* **Work required**
Collect each line of the entries that holds the string "хозяйствующего".

* **Data section**
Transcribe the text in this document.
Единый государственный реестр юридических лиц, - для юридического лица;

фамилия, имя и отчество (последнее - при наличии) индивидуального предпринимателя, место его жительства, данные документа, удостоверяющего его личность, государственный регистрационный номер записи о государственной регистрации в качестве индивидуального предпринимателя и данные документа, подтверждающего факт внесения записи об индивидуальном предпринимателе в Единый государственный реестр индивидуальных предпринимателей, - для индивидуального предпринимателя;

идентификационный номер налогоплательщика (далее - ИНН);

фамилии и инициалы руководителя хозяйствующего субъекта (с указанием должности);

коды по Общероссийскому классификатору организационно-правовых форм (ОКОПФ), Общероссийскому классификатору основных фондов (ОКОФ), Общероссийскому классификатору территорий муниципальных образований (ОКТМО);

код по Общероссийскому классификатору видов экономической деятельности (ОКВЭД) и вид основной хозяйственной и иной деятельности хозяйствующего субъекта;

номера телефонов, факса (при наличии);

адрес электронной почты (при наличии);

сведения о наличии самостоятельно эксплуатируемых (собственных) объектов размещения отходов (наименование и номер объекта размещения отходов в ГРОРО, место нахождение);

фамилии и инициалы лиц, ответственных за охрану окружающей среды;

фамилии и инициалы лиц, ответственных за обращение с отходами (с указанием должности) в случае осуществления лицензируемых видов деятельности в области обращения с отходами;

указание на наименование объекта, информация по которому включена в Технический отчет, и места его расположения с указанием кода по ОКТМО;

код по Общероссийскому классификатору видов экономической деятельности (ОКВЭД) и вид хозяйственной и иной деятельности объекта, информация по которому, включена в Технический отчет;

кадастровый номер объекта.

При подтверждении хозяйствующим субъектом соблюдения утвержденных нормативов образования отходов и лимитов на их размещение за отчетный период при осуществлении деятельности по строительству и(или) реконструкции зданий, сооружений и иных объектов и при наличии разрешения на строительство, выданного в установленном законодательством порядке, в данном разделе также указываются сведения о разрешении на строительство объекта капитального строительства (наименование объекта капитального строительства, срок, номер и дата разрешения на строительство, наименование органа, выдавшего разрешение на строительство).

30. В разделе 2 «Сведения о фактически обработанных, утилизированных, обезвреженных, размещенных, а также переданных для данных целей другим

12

* **Result**
фамилии и инициалы руководителя хозяйствующего субъекта (с указанием должности);
код по Общероссийскому классификатору видов экономической деятельности (ОКВЭД) и вид основной хозяйственной и иной деятельности хозяйствующего субъекта;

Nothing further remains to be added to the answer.